**TRECHO SELECIONADO:**
━━━━━━━━━━━━━━━━━━━━━━━━━━━━━━
Como o verbo "fazer" é irregular, então não se usa a ênclise (pronome depois do verbo) em nenhum caso! Na escrita: usar-se-ia  : quando o fizer ou omitir-se-ia  o pronome "o". Na fala, simplesmente se omitiria o pronome "o" ou usaria "ele" (depois do verbo).

No Brasil é comum usar a ênclise (pronome depois do verbo) na fala com *-lo, -la, -los, -las* e *se
*Esses pronomes são VERDADEIRAMENTE átonos (fracos) para os brasileiros. O pronome *se* pode vir antes ou depois do verbo. Ele é bem versátil.
Os outros não são. Eles vêm antes do verbo, pois eles têm força própria. Eles não ficam agarrados (moribundos) no fim do verbo .

Infelizmente, não há ou há pouquíssimas gramáticas com as regras do português REAL falado no Brasil. Quando há alguma coisa, são trabalhos científicos que não são direcionados a estudantes de português como língua estrangeira.

Não quero desanimar ninguém. Mas às vezes se você aplicar as regras das gramáticas que estão por aí, (mesmo com um sotaque perfeito) será facilmente identificado como estrangeiro pois ninguém fala assim no Brasil.


----------



## Doctorr

Denis, muito obrigado!
━━━━━━━━━━━━━━━━━━━━━━━━━━━━━━
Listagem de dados
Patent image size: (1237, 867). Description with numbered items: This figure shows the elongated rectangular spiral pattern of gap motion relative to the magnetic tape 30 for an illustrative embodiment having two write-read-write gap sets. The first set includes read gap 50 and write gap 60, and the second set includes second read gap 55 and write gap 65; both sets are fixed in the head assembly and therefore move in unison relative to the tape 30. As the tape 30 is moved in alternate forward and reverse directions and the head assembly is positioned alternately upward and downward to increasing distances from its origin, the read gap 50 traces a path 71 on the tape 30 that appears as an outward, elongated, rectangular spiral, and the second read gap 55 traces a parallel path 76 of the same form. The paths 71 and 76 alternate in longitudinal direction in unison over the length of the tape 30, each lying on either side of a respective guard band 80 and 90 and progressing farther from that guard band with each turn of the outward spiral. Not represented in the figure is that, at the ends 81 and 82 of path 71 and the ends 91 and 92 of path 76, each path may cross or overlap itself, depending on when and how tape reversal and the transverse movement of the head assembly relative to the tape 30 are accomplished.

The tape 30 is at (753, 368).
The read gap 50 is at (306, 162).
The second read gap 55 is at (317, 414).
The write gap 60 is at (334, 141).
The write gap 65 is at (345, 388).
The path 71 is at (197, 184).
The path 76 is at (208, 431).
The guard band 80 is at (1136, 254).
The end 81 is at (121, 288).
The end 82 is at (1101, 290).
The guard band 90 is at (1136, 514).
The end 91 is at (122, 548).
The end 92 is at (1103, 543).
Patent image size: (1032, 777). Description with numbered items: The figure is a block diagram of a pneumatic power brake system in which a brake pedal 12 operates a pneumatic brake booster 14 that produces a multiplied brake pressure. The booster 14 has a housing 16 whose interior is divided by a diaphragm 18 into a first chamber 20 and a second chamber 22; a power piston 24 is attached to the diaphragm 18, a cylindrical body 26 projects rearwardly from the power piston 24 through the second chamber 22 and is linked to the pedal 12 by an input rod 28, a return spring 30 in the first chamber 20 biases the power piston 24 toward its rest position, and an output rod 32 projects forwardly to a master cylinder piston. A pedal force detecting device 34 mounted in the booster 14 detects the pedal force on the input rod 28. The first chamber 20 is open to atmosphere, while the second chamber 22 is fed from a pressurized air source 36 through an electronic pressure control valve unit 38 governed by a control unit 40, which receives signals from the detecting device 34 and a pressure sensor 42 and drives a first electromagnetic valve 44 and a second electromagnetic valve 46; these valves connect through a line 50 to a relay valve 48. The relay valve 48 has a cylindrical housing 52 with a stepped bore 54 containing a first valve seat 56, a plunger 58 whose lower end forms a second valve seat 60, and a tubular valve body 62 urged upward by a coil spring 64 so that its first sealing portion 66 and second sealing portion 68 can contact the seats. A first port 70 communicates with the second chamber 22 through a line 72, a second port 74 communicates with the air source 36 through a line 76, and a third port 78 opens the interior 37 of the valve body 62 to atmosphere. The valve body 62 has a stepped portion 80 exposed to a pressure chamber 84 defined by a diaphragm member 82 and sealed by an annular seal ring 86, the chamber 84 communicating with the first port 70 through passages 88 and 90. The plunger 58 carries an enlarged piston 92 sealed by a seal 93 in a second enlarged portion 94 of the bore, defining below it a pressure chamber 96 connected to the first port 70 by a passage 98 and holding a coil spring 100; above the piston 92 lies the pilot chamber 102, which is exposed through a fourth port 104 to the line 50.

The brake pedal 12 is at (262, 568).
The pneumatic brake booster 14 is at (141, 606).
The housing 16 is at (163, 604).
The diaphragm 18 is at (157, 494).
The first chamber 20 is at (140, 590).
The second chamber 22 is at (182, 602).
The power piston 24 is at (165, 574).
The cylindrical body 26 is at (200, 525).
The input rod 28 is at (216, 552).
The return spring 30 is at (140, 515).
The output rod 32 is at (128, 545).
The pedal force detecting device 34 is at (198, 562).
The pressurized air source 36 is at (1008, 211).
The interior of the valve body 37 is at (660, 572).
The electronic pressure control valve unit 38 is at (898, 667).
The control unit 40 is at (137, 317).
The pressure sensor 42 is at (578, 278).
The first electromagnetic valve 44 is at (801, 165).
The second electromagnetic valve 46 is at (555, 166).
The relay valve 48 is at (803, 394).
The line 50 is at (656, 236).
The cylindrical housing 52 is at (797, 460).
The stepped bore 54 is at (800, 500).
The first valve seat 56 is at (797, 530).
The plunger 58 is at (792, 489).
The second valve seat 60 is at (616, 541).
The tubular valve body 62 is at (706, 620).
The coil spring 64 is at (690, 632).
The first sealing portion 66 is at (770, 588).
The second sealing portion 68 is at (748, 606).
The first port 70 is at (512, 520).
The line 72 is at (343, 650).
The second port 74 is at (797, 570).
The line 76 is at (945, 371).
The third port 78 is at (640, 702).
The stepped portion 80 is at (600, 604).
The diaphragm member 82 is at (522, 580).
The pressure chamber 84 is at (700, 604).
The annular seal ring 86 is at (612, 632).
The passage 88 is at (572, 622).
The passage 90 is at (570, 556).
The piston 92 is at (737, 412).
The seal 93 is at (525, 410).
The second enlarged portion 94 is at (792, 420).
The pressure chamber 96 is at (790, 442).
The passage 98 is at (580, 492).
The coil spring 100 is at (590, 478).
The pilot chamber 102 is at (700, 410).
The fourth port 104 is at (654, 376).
━━━━━━━━━━━━━━━━━━━━━━━━━━━━━━
**EXERCÍCIOS A REALIZAR:**
A – Redigite o trecho sobre colocação pronominal de "No Brasil é" até "como língua estrangeira.", inclusive.
B – Segundo o trecho sobre colocação pronominal, o que acontece com quem aplica as regras das gramáticas disponíveis, mesmo tendo um sotaque perfeito?
C – Dê continuidade ao trecho sobre colocação pronominal a partir do ponto em que ele termina.
Os itens formam um material à parte, independente do trecho.

**RESPOSTAS ESCRITAS:**
A –
No Brasil é comum usar a ênclise (pronome depois do verbo) na fala com *-lo, -la, -los, -las* e *se
*Esses pronomes são VERDADEIRAMENTE átonos (fracos) para os brasileiros. O pronome *se* pode vir antes ou depois do verbo. Ele é bem versátil.
Os outros não são. Eles vêm antes do verbo, pois eles têm força própria. Eles não ficam agarrados (moribundos) no fim do verbo .

Infelizmente, não há ou há pouquíssimas gramáticas com as regras do português REAL falado no Brasil. Quando há alguma coisa, são trabalhos científicos que não são direcionados a estudantes de português como língua estrangeira.

B – Essa pessoa será facilmente identificada como estrangeira, pois ninguém fala assim no Brasil.

C –
----------



## Istriano

> O  que ouço de políticos, de administradores: dizem, por exemplo: _"se ele negar-se a ir"_, etc, quando, na verdade, não se pode usar a
> ênclise com os verbos no futuro do subjuntivo e sim no infinitivo. É que a pessoa pensa que está usando o verbo negar no infinitivo.



Paulo Freire (professor da UNICAMP) em ''A ALFABETIZAÇÃO COMO ELEMENTO DE FORMAÇÃO DA CIDADANIA''


----------



## Istriano

> – Não vou lhe cobrar nada agora – disse a velha. Mas quero um décimo do tesouro, *se você encontrá-lo.*


(Paulo Coelho em seu livro mais famoso (O Alquimista)) 

Na tradução portuguesa:


> – Não te vou cobrar nada agora - disse a velha. - Mas quero um décimo do tesouro, *se o encontrares*.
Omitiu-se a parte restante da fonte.